» THE REQUEST: Wherever the word "финансирования" turns up in a line of the entries, copy that line.

» SOURCE MATERIAL:
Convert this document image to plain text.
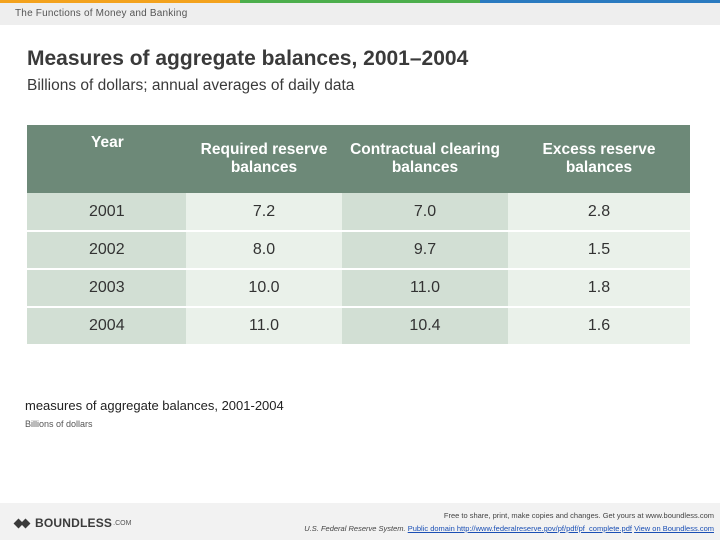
The Functions of Money and Banking
Measures of aggregate balances, 2001–2004
Billions of dollars; annual averages of daily data
Year	Required reserve balances	Contractual clearing balances	Excess reserve balances
2001	7.2	7.0	2.8
2002	8.0	9.7	1.5
2003	10.0	11.0	1.8
2004	11.0	10.4	1.6
measures of aggregate balances, 2001-2004
Billions of dollars
BOUNDLESS .COM
Free to share, print, make copies and changes. Get yours at www.boundless.com
U.S. Federal Reserve System. Public domain http://www.federalreserve.gov/pf/pdf/pf_complete.pdf View on Boundless.com
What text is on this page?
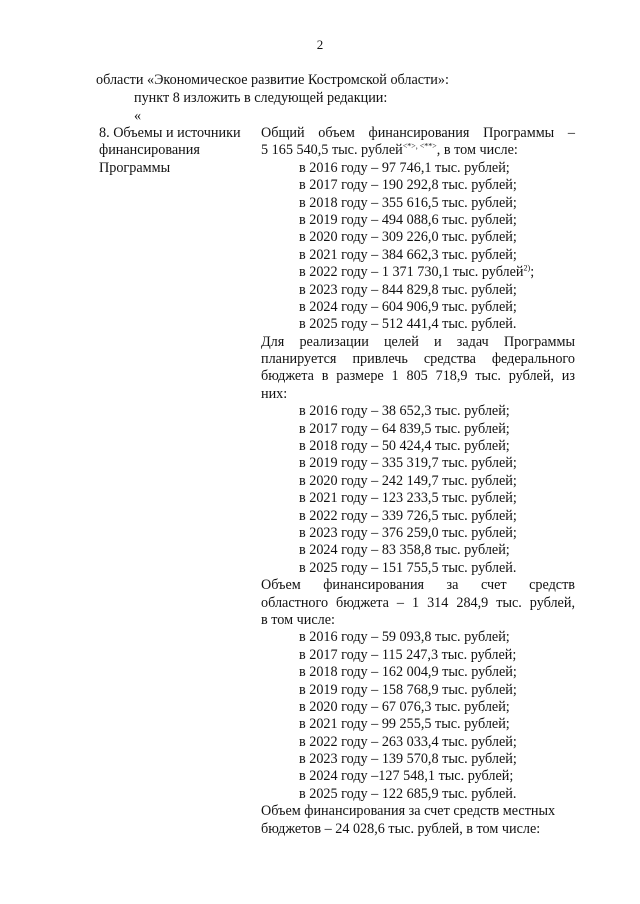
2
области «Экономическое развитие Костромской области»:
пункт 8 изложить в следующей редакции:
«
8. Объемы и источники
финансирования
Программы
Общий объем финансирования Программы –
5 165 540,5 тыс. рублей<*>, <**>, в том числе:
в 2016 году – 97 746,1 тыс. рублей;
в 2017 году – 190 292,8 тыс. рублей;
в 2018 году – 355 616,5 тыс. рублей;
в 2019 году – 494 088,6 тыс. рублей;
в 2020 году – 309 226,0 тыс. рублей;
в 2021 году – 384 662,3 тыс. рублей;
в 2022 году – 1 371 730,1 тыс. рублей$^{2)}$;
в 2023 году – 844 829,8 тыс. рублей;
в 2024 году – 604 906,9 тыс. рублей;
в 2025 году – 512 441,4 тыс. рублей.
Для реализации целей и задач Программы
планируется привлечь средства федерального
бюджета в размере 1 805 718,9 тыс. рублей, из
них:
в 2016 году – 38 652,3 тыс. рублей;
в 2017 году – 64 839,5 тыс. рублей;
в 2018 году – 50 424,4 тыс. рублей;
в 2019 году – 335 319,7 тыс. рублей;
в 2020 году – 242 149,7 тыс. рублей;
в 2021 году – 123 233,5 тыс. рублей;
в 2022 году – 339 726,5 тыс. рублей;
в 2023 году – 376 259,0 тыс. рублей;
в 2024 году – 83 358,8 тыс. рублей;
в 2025 году – 151 755,5 тыс. рублей.
Объем финансирования за счет средств
областного бюджета – 1 314 284,9 тыс. рублей,
в том числе:
в 2016 году – 59 093,8 тыс. рублей;
в 2017 году – 115 247,3 тыс. рублей;
в 2018 году – 162 004,9 тыс. рублей;
в 2019 году – 158 768,9 тыс. рублей;
в 2020 году – 67 076,3 тыс. рублей;
в 2021 году – 99 255,5 тыс. рублей;
в 2022 году – 263 033,4 тыс. рублей;
в 2023 году – 139 570,8 тыс. рублей;
в 2024 году –127 548,1 тыс. рублей;
в 2025 году – 122 685,9 тыс. рублей.
Объем финансирования за счет средств местных
бюджетов – 24 028,6 тыс. рублей, в том числе:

» REPLY TO THE EXERCISE:
финансирования
Общий объем финансирования Программы –
Объем финансирования за счет средств
Объем финансирования за счет средств местных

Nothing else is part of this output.